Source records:
## BEGIN
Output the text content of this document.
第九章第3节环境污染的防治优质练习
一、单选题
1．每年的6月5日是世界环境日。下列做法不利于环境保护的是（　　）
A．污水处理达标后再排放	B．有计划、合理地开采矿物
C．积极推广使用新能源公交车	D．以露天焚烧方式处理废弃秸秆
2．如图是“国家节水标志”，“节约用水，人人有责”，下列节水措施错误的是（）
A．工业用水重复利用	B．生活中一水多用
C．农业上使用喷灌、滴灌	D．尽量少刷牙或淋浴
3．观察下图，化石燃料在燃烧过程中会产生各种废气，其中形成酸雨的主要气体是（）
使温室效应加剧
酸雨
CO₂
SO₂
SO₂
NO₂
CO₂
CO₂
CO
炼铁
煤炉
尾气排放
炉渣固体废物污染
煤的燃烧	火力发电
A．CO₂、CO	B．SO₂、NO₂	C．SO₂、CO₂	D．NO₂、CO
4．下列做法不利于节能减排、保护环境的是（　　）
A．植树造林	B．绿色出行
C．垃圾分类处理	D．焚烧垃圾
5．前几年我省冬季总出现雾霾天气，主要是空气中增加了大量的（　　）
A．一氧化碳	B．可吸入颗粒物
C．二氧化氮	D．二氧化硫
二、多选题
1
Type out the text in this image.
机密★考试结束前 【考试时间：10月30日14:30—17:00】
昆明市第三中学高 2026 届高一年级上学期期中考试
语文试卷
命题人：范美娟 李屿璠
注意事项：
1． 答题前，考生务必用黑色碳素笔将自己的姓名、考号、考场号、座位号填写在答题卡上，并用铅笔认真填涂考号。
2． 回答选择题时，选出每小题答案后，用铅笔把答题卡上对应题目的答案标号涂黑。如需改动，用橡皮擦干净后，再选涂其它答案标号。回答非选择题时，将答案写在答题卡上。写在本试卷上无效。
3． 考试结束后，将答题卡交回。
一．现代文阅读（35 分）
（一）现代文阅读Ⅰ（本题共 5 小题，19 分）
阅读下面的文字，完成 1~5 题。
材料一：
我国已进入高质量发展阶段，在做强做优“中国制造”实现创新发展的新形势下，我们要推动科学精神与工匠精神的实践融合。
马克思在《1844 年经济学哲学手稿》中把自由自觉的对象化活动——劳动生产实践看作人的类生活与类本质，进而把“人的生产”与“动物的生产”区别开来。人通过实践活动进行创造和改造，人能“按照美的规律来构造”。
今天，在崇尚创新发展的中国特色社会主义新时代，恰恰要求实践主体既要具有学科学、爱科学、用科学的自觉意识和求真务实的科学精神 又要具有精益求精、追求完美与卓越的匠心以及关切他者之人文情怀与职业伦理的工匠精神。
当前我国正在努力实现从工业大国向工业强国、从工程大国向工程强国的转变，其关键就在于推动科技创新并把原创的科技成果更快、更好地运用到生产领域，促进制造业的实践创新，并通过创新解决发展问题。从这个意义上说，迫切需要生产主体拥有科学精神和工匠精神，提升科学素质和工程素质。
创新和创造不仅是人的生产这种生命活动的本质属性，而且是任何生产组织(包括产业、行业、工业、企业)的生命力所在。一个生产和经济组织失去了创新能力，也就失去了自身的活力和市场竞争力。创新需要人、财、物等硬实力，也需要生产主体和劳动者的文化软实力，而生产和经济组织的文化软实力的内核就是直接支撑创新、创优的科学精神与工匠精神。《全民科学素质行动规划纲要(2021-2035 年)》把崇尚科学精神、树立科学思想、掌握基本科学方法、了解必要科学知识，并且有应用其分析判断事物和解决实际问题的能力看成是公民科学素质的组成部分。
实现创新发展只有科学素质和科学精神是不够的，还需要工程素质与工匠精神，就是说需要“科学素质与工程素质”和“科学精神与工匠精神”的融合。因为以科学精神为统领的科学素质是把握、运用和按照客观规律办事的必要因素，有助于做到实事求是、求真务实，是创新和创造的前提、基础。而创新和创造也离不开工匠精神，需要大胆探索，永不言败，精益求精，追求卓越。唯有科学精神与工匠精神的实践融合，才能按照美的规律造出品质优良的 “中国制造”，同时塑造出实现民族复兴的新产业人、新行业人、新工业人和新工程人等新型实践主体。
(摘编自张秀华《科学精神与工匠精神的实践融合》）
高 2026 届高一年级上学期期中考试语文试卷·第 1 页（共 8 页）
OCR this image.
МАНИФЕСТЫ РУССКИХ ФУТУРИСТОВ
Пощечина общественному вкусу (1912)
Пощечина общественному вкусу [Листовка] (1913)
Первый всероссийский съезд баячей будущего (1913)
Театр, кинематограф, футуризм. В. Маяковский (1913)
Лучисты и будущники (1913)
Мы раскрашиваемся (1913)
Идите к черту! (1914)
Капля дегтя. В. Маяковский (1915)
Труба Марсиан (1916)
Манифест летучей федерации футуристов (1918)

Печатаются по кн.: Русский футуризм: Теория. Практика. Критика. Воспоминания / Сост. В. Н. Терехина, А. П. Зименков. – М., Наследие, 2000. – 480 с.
## END
▸ The task
The required output is the exact sequence of lines from the one containing "OCR this image." through the end of the listing, both endpoints included.

▸ Complete answer
OCR this image.
МАНИФЕСТЫ РУССКИХ ФУТУРИСТОВ
Пощечина общественному вкусу (1912)
Пощечина общественному вкусу [Листовка] (1913)
Первый всероссийский съезд баячей будущего (1913)
Театр, кинематограф, футуризм. В. Маяковский (1913)
Лучисты и будущники (1913)
Мы раскрашиваемся (1913)
Идите к черту! (1914)
Капля дегтя. В. Маяковский (1915)
Труба Марсиан (1916)
Манифест летучей федерации футуристов (1918)

Печатаются по кн.: Русский футуризм: Теория. Практика. Критика. Воспоминания / Сост. В. Н. Терехина, А. П. Зименков. – М., Наследие, 2000. – 480 с.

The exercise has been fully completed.